** start DATASET RECORDS **

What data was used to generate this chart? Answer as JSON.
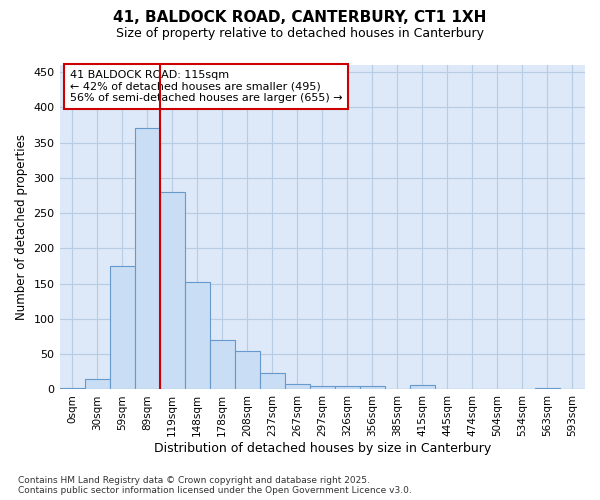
{
  "title": "41, BALDOCK ROAD, CANTERBURY, CT1 1XH",
  "subtitle": "Size of property relative to detached houses in Canterbury",
  "xlabel": "Distribution of detached houses by size in Canterbury",
  "ylabel": "Number of detached properties",
  "bin_labels": [
    "0sqm",
    "30sqm",
    "59sqm",
    "89sqm",
    "119sqm",
    "148sqm",
    "178sqm",
    "208sqm",
    "237sqm",
    "267sqm",
    "297sqm",
    "326sqm",
    "356sqm",
    "385sqm",
    "415sqm",
    "445sqm",
    "474sqm",
    "504sqm",
    "534sqm",
    "563sqm",
    "593sqm"
  ],
  "values": [
    2,
    15,
    175,
    370,
    280,
    153,
    70,
    55,
    23,
    8,
    5,
    5,
    5,
    0,
    6,
    0,
    0,
    0,
    0,
    2,
    0
  ],
  "bar_color": "#c9ddf5",
  "bar_edge_color": "#6699cc",
  "vline_color": "#cc0000",
  "vline_bin_index": 4,
  "annotation_line1": "41 BALDOCK ROAD: 115sqm",
  "annotation_line2": "← 42% of detached houses are smaller (495)",
  "annotation_line3": "56% of semi-detached houses are larger (655) →",
  "annotation_box_edgecolor": "#cc0000",
  "plot_bg_color": "#dde8f8",
  "fig_bg_color": "#ffffff",
  "grid_color": "#b8cce4",
  "ylim": [
    0,
    460
  ],
  "yticks": [
    0,
    50,
    100,
    150,
    200,
    250,
    300,
    350,
    400,
    450
  ],
  "footer_line1": "Contains HM Land Registry data © Crown copyright and database right 2025.",
  "footer_line2": "Contains public sector information licensed under the Open Government Licence v3.0."
}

** end DATASET RECORDS **

TASK INSTRUCTIONS -
Leave the pictures out and copy the rest of the data exactly.

COMPLETE OUTPUT -
What data was used to generate this chart? Answer as JSON.
{
  "title": "41, BALDOCK ROAD, CANTERBURY, CT1 1XH",
  "subtitle": "Size of property relative to detached houses in Canterbury",
  "xlabel": "Distribution of detached houses by size in Canterbury",
  "ylabel": "Number of detached properties",
  "bin_labels": [
    "0sqm",
    "30sqm",
    "59sqm",
    "89sqm",
    "119sqm",
    "148sqm",
    "178sqm",
    "208sqm",
    "237sqm",
    "267sqm",
    "297sqm",
    "326sqm",
    "356sqm",
    "385sqm",
    "415sqm",
    "445sqm",
    "474sqm",
    "504sqm",
    "534sqm",
    "563sqm",
    "593sqm"
  ],
  "values": [
    2,
    15,
    175,
    370,
    280,
    153,
    70,
    55,
    23,
    8,
    5,
    5,
    5,
    0,
    6,
    0,
    0,
    0,
    0,
    2,
    0
  ],
  "bar_color": "#c9ddf5",
  "bar_edge_color": "#6699cc",
  "vline_color": "#cc0000",
  "vline_bin_index": 4,
  "annotation_line1": "41 BALDOCK ROAD: 115sqm",
  "annotation_line2": "← 42% of detached houses are smaller (495)",
  "annotation_line3": "56% of semi-detached houses are larger (655) →",
  "annotation_box_edgecolor": "#cc0000",
  "plot_bg_color": "#dde8f8",
  "fig_bg_color": "#ffffff",
  "grid_color": "#b8cce4",
  "ylim": [
    0,
    460
  ],
  "yticks": [
    0,
    50,
    100,
    150,
    200,
    250,
    300,
    350,
    400,
    450
  ],
  "footer_line1": "Contains HM Land Registry data © Crown copyright and database right 2025.",
  "footer_line2": "Contains public sector information licensed under the Open Government Licence v3.0."
}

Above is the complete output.